> [TASK BRIEF]
Extract every line from the records below that contains the word "Pfeiffer".

> [INFORMATION SUPPLIED]

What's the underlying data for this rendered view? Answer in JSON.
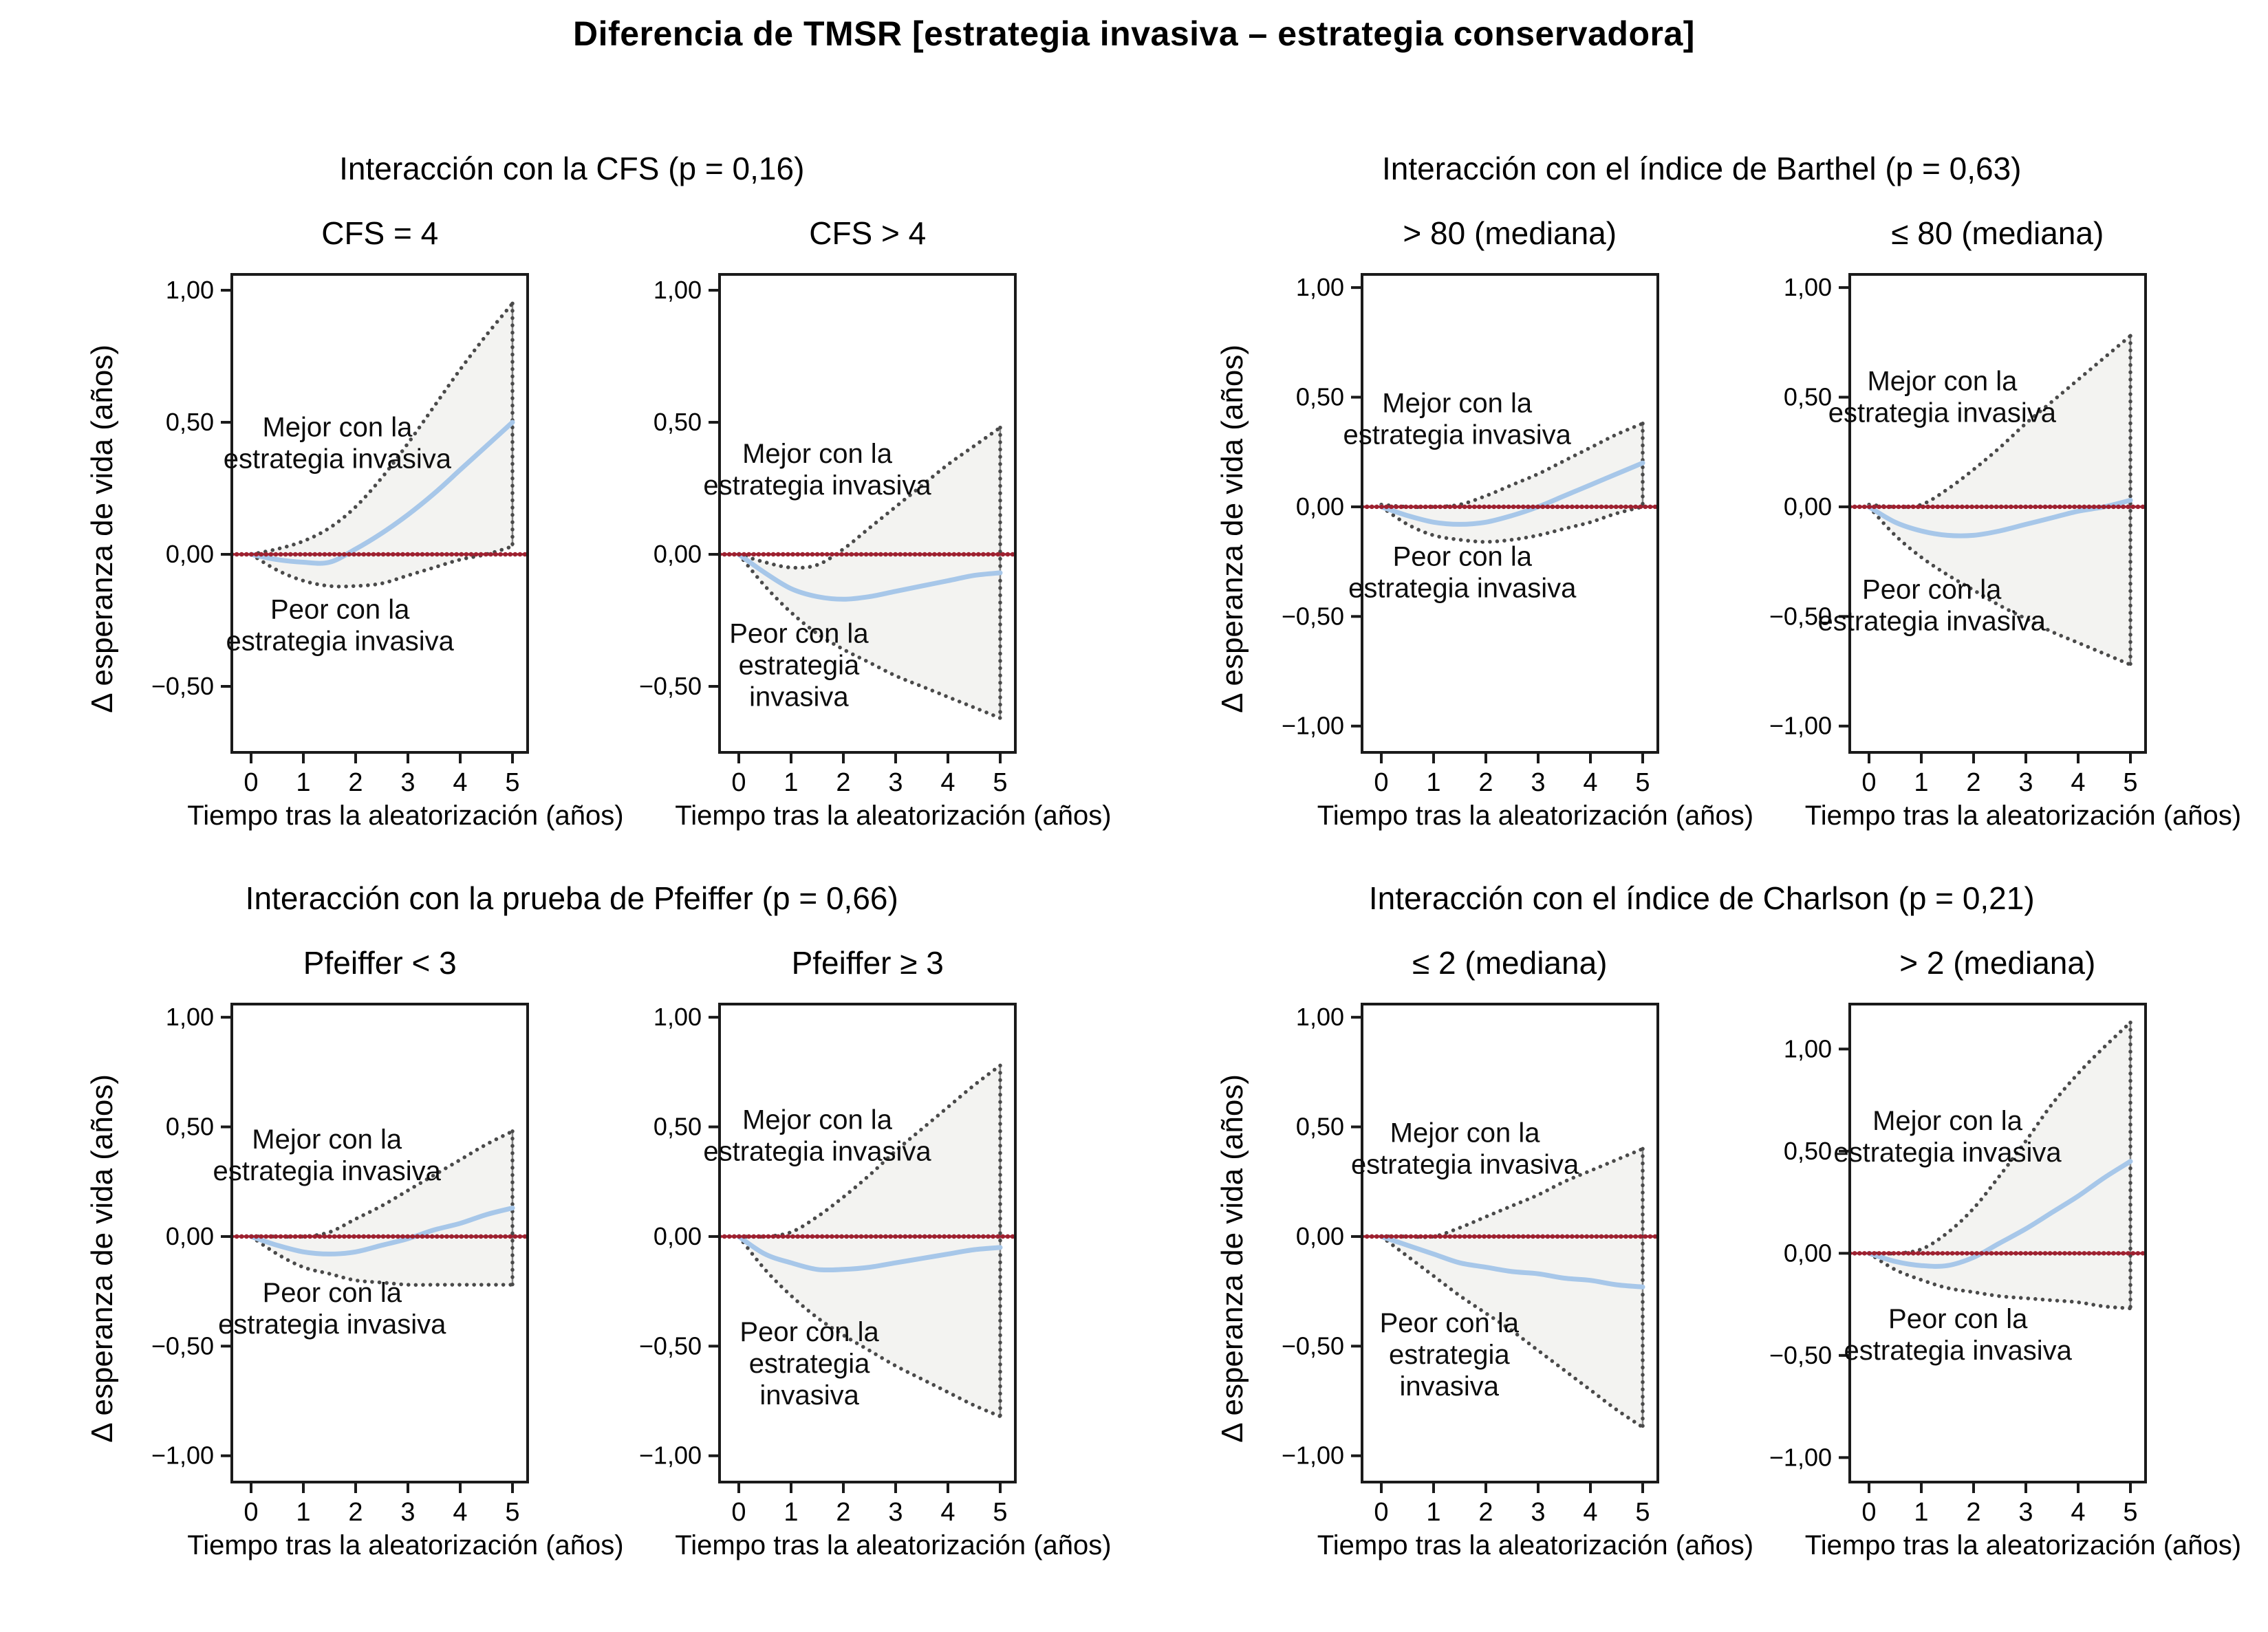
{
  "figure_title": "Diferencia de TMSR [estrategia invasiva – estrategia conservadora]",
  "axis": {
    "ylabel": "Δ esperanza de vida (años)",
    "xlabel": "Tiempo tras la aleatorización (años)"
  },
  "colors": {
    "estimate_line": "#a7c7e9",
    "ci_edge": "#4a4a4a",
    "band_fill": "#f3f3f1",
    "reference_line": "#9e2130",
    "axis": "#1a1a1a",
    "annotation_text": "#0d0d0d",
    "background": "#ffffff"
  },
  "groups": [
    {
      "title": "Interacción con la CFS (p = 0,16)",
      "panel_indices": [
        0,
        1
      ]
    },
    {
      "title": "Interacción con el índice de Barthel (p = 0,63)",
      "panel_indices": [
        2,
        3
      ]
    },
    {
      "title": "Interacción con la prueba de Pfeiffer (p = 0,66)",
      "panel_indices": [
        4,
        5
      ]
    },
    {
      "title": "Interacción con el índice de Charlson (p = 0,21)",
      "panel_indices": [
        6,
        7
      ]
    }
  ],
  "chart_data": [
    {
      "type": "line",
      "subtitle": "CFS = 4",
      "group": "Interacción con la CFS (p = 0,16)",
      "xlabel": "Tiempo tras la aleatorización (años)",
      "ylabel": "Δ esperanza de vida (años)",
      "x": [
        0,
        0.5,
        1,
        1.5,
        2,
        2.5,
        3,
        3.5,
        4,
        4.5,
        5
      ],
      "series": [
        {
          "name": "estimate",
          "values": [
            0,
            -0.02,
            -0.03,
            -0.03,
            0.02,
            0.08,
            0.15,
            0.23,
            0.32,
            0.41,
            0.5
          ]
        },
        {
          "name": "ci_upper",
          "values": [
            0,
            0.02,
            0.05,
            0.1,
            0.18,
            0.29,
            0.42,
            0.56,
            0.7,
            0.83,
            0.95
          ]
        },
        {
          "name": "ci_lower",
          "values": [
            0,
            -0.06,
            -0.1,
            -0.12,
            -0.12,
            -0.11,
            -0.08,
            -0.05,
            -0.02,
            0.0,
            0.03
          ]
        }
      ],
      "reference_y": 0,
      "ylim": [
        -0.75,
        1.06
      ],
      "yticks": [
        1,
        0.5,
        0,
        -0.5
      ],
      "ytick_labels": [
        "1,00",
        "0,50",
        "0,00",
        "−0,50"
      ],
      "xticks": [
        0,
        1,
        2,
        3,
        4,
        5
      ],
      "xtick_labels": [
        "0",
        "1",
        "2",
        "3",
        "4",
        "5"
      ],
      "annotations": {
        "better": {
          "text": "Mejor con la\nestrategia invasiva",
          "x": 1.65,
          "y": 0.42
        },
        "worse": {
          "text": "Peor con la\nestrategia invasiva",
          "x": 1.7,
          "y": -0.27
        }
      }
    },
    {
      "type": "line",
      "subtitle": "CFS > 4",
      "group": "Interacción con la CFS (p = 0,16)",
      "xlabel": "Tiempo tras la aleatorización (años)",
      "ylabel": "Δ esperanza de vida (años)",
      "x": [
        0,
        0.5,
        1,
        1.5,
        2,
        2.5,
        3,
        3.5,
        4,
        4.5,
        5
      ],
      "series": [
        {
          "name": "estimate",
          "values": [
            0,
            -0.07,
            -0.13,
            -0.16,
            -0.17,
            -0.16,
            -0.14,
            -0.12,
            -0.1,
            -0.08,
            -0.07
          ]
        },
        {
          "name": "ci_upper",
          "values": [
            0,
            -0.03,
            -0.05,
            -0.04,
            0.02,
            0.1,
            0.18,
            0.26,
            0.34,
            0.41,
            0.48
          ]
        },
        {
          "name": "ci_lower",
          "values": [
            0,
            -0.12,
            -0.22,
            -0.3,
            -0.36,
            -0.41,
            -0.46,
            -0.5,
            -0.54,
            -0.58,
            -0.62
          ]
        }
      ],
      "reference_y": 0,
      "ylim": [
        -0.75,
        1.06
      ],
      "yticks": [
        1,
        0.5,
        0,
        -0.5
      ],
      "ytick_labels": [
        "1,00",
        "0,50",
        "0,00",
        "−0,50"
      ],
      "xticks": [
        0,
        1,
        2,
        3,
        4,
        5
      ],
      "xtick_labels": [
        "0",
        "1",
        "2",
        "3",
        "4",
        "5"
      ],
      "annotations": {
        "better": {
          "text": "Mejor con la\nestrategia invasiva",
          "x": 1.5,
          "y": 0.32
        },
        "worse": {
          "text": "Peor con la\nestrategia\ninvasiva",
          "x": 1.15,
          "y": -0.42
        }
      }
    },
    {
      "type": "line",
      "subtitle": "> 80 (mediana)",
      "group": "Interacción con el índice de Barthel (p = 0,63)",
      "xlabel": "Tiempo tras la aleatorización (años)",
      "ylabel": "Δ esperanza de vida (años)",
      "x": [
        0,
        0.5,
        1,
        1.5,
        2,
        2.5,
        3,
        3.5,
        4,
        4.5,
        5
      ],
      "series": [
        {
          "name": "estimate",
          "values": [
            0,
            -0.04,
            -0.07,
            -0.08,
            -0.07,
            -0.04,
            0.0,
            0.05,
            0.1,
            0.15,
            0.2
          ]
        },
        {
          "name": "ci_upper",
          "values": [
            0.01,
            0.0,
            0.0,
            0.01,
            0.05,
            0.1,
            0.15,
            0.21,
            0.27,
            0.33,
            0.38
          ]
        },
        {
          "name": "ci_lower",
          "values": [
            0,
            -0.08,
            -0.13,
            -0.15,
            -0.16,
            -0.15,
            -0.13,
            -0.1,
            -0.07,
            -0.03,
            0.0
          ]
        }
      ],
      "reference_y": 0,
      "ylim": [
        -1.12,
        1.06
      ],
      "yticks": [
        1,
        0.5,
        0,
        -0.5,
        -1
      ],
      "ytick_labels": [
        "1,00",
        "0,50",
        "0,00",
        "−0,50",
        "−1,00"
      ],
      "xticks": [
        0,
        1,
        2,
        3,
        4,
        5
      ],
      "xtick_labels": [
        "0",
        "1",
        "2",
        "3",
        "4",
        "5"
      ],
      "annotations": {
        "better": {
          "text": "Mejor con la\nestrategia invasiva",
          "x": 1.45,
          "y": 0.4
        },
        "worse": {
          "text": "Peor con la\nestrategia invasiva",
          "x": 1.55,
          "y": -0.3
        }
      }
    },
    {
      "type": "line",
      "subtitle": "≤ 80 (mediana)",
      "group": "Interacción con el índice de Barthel (p = 0,63)",
      "xlabel": "Tiempo tras la aleatorización (años)",
      "ylabel": "Δ esperanza de vida (años)",
      "x": [
        0,
        0.5,
        1,
        1.5,
        2,
        2.5,
        3,
        3.5,
        4,
        4.5,
        5
      ],
      "series": [
        {
          "name": "estimate",
          "values": [
            0,
            -0.07,
            -0.11,
            -0.13,
            -0.13,
            -0.11,
            -0.08,
            -0.05,
            -0.02,
            0.0,
            0.03
          ]
        },
        {
          "name": "ci_upper",
          "values": [
            0.01,
            0.0,
            0.01,
            0.08,
            0.17,
            0.27,
            0.38,
            0.48,
            0.58,
            0.68,
            0.78
          ]
        },
        {
          "name": "ci_lower",
          "values": [
            0,
            -0.13,
            -0.23,
            -0.31,
            -0.38,
            -0.45,
            -0.51,
            -0.57,
            -0.62,
            -0.67,
            -0.72
          ]
        }
      ],
      "reference_y": 0,
      "ylim": [
        -1.12,
        1.06
      ],
      "yticks": [
        1,
        0.5,
        0,
        -0.5,
        -1
      ],
      "ytick_labels": [
        "1,00",
        "0,50",
        "0,00",
        "−0,50",
        "−1,00"
      ],
      "xticks": [
        0,
        1,
        2,
        3,
        4,
        5
      ],
      "xtick_labels": [
        "0",
        "1",
        "2",
        "3",
        "4",
        "5"
      ],
      "annotations": {
        "better": {
          "text": "Mejor con la\nestrategia invasiva",
          "x": 1.4,
          "y": 0.5
        },
        "worse": {
          "text": "Peor con la\nestrategia invasiva",
          "x": 1.2,
          "y": -0.45
        }
      }
    },
    {
      "type": "line",
      "subtitle": "Pfeiffer < 3",
      "group": "Interacción con la prueba de Pfeiffer (p = 0,66)",
      "xlabel": "Tiempo tras la aleatorización (años)",
      "ylabel": "Δ esperanza de vida (años)",
      "x": [
        0,
        0.5,
        1,
        1.5,
        2,
        2.5,
        3,
        3.5,
        4,
        4.5,
        5
      ],
      "series": [
        {
          "name": "estimate",
          "values": [
            0,
            -0.04,
            -0.07,
            -0.08,
            -0.07,
            -0.04,
            -0.01,
            0.03,
            0.06,
            0.1,
            0.13
          ]
        },
        {
          "name": "ci_upper",
          "values": [
            0,
            0.0,
            0.0,
            0.02,
            0.08,
            0.14,
            0.21,
            0.28,
            0.35,
            0.42,
            0.48
          ]
        },
        {
          "name": "ci_lower",
          "values": [
            0,
            -0.08,
            -0.14,
            -0.17,
            -0.2,
            -0.21,
            -0.22,
            -0.22,
            -0.22,
            -0.22,
            -0.22
          ]
        }
      ],
      "reference_y": 0,
      "ylim": [
        -1.12,
        1.06
      ],
      "yticks": [
        1,
        0.5,
        0,
        -0.5,
        -1
      ],
      "ytick_labels": [
        "1,00",
        "0,50",
        "0,00",
        "−0,50",
        "−1,00"
      ],
      "xticks": [
        0,
        1,
        2,
        3,
        4,
        5
      ],
      "xtick_labels": [
        "0",
        "1",
        "2",
        "3",
        "4",
        "5"
      ],
      "annotations": {
        "better": {
          "text": "Mejor con la\nestrategia invasiva",
          "x": 1.45,
          "y": 0.37
        },
        "worse": {
          "text": "Peor con la\nestrategia invasiva",
          "x": 1.55,
          "y": -0.33
        }
      }
    },
    {
      "type": "line",
      "subtitle": "Pfeiffer ≥ 3",
      "group": "Interacción con la prueba de Pfeiffer (p = 0,66)",
      "xlabel": "Tiempo tras la aleatorización (años)",
      "ylabel": "Δ esperanza de vida (años)",
      "x": [
        0,
        0.5,
        1,
        1.5,
        2,
        2.5,
        3,
        3.5,
        4,
        4.5,
        5
      ],
      "series": [
        {
          "name": "estimate",
          "values": [
            0,
            -0.08,
            -0.12,
            -0.15,
            -0.15,
            -0.14,
            -0.12,
            -0.1,
            -0.08,
            -0.06,
            -0.05
          ]
        },
        {
          "name": "ci_upper",
          "values": [
            0,
            0.0,
            0.02,
            0.09,
            0.18,
            0.28,
            0.39,
            0.49,
            0.59,
            0.69,
            0.78
          ]
        },
        {
          "name": "ci_lower",
          "values": [
            0,
            -0.15,
            -0.27,
            -0.37,
            -0.45,
            -0.52,
            -0.59,
            -0.65,
            -0.71,
            -0.77,
            -0.82
          ]
        }
      ],
      "reference_y": 0,
      "ylim": [
        -1.12,
        1.06
      ],
      "yticks": [
        1,
        0.5,
        0,
        -0.5,
        -1
      ],
      "ytick_labels": [
        "1,00",
        "0,50",
        "0,00",
        "−0,50",
        "−1,00"
      ],
      "xticks": [
        0,
        1,
        2,
        3,
        4,
        5
      ],
      "xtick_labels": [
        "0",
        "1",
        "2",
        "3",
        "4",
        "5"
      ],
      "annotations": {
        "better": {
          "text": "Mejor con la\nestrategia invasiva",
          "x": 1.5,
          "y": 0.46
        },
        "worse": {
          "text": "Peor con la\nestrategia\ninvasiva",
          "x": 1.35,
          "y": -0.58
        }
      }
    },
    {
      "type": "line",
      "subtitle": "≤ 2 (mediana)",
      "group": "Interacción con el índice de Charlson (p = 0,21)",
      "xlabel": "Tiempo tras la aleatorización (años)",
      "ylabel": "Δ esperanza de vida (años)",
      "x": [
        0,
        0.5,
        1,
        1.5,
        2,
        2.5,
        3,
        3.5,
        4,
        4.5,
        5
      ],
      "series": [
        {
          "name": "estimate",
          "values": [
            0,
            -0.04,
            -0.08,
            -0.12,
            -0.14,
            -0.16,
            -0.17,
            -0.19,
            -0.2,
            -0.22,
            -0.23
          ]
        },
        {
          "name": "ci_upper",
          "values": [
            0,
            0.0,
            0.0,
            0.04,
            0.09,
            0.14,
            0.19,
            0.25,
            0.3,
            0.35,
            0.4
          ]
        },
        {
          "name": "ci_lower",
          "values": [
            0,
            -0.09,
            -0.18,
            -0.27,
            -0.35,
            -0.43,
            -0.52,
            -0.61,
            -0.7,
            -0.79,
            -0.87
          ]
        }
      ],
      "reference_y": 0,
      "ylim": [
        -1.12,
        1.06
      ],
      "yticks": [
        1,
        0.5,
        0,
        -0.5,
        -1
      ],
      "ytick_labels": [
        "1,00",
        "0,50",
        "0,00",
        "−0,50",
        "−1,00"
      ],
      "xticks": [
        0,
        1,
        2,
        3,
        4,
        5
      ],
      "xtick_labels": [
        "0",
        "1",
        "2",
        "3",
        "4",
        "5"
      ],
      "annotations": {
        "better": {
          "text": "Mejor con la\nestrategia invasiva",
          "x": 1.6,
          "y": 0.4
        },
        "worse": {
          "text": "Peor con la\nestrategia\ninvasiva",
          "x": 1.3,
          "y": -0.54
        }
      }
    },
    {
      "type": "line",
      "subtitle": "> 2 (mediana)",
      "group": "Interacción con el índice de Charlson (p = 0,21)",
      "xlabel": "Tiempo tras la aleatorización (años)",
      "ylabel": "Δ esperanza de vida (años)",
      "x": [
        0,
        0.5,
        1,
        1.5,
        2,
        2.5,
        3,
        3.5,
        4,
        4.5,
        5
      ],
      "series": [
        {
          "name": "estimate",
          "values": [
            0,
            -0.04,
            -0.06,
            -0.06,
            -0.02,
            0.05,
            0.12,
            0.2,
            0.28,
            0.37,
            0.45
          ]
        },
        {
          "name": "ci_upper",
          "values": [
            0,
            0.0,
            0.02,
            0.1,
            0.22,
            0.38,
            0.55,
            0.73,
            0.88,
            1.01,
            1.13
          ]
        },
        {
          "name": "ci_lower",
          "values": [
            0,
            -0.08,
            -0.13,
            -0.17,
            -0.19,
            -0.21,
            -0.22,
            -0.23,
            -0.24,
            -0.26,
            -0.27
          ]
        }
      ],
      "reference_y": 0,
      "ylim": [
        -1.12,
        1.22
      ],
      "yticks": [
        1,
        0.5,
        0,
        -0.5,
        -1
      ],
      "ytick_labels": [
        "1,00",
        "0,50",
        "0,00",
        "−0,50",
        "−1,00"
      ],
      "xticks": [
        0,
        1,
        2,
        3,
        4,
        5
      ],
      "xtick_labels": [
        "0",
        "1",
        "2",
        "3",
        "4",
        "5"
      ],
      "annotations": {
        "better": {
          "text": "Mejor con la\nestrategia invasiva",
          "x": 1.5,
          "y": 0.57
        },
        "worse": {
          "text": "Peor con la\nestrategia invasiva",
          "x": 1.7,
          "y": -0.4
        }
      }
    }
  ]
}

> [TASK ANSWER]
      "title": "Interacción con la prueba de Pfeiffer (p = 0,66)",
      "subtitle": "Pfeiffer < 3",
      "group": "Interacción con la prueba de Pfeiffer (p = 0,66)",
      "subtitle": "Pfeiffer ≥ 3",
      "group": "Interacción con la prueba de Pfeiffer (p = 0,66)",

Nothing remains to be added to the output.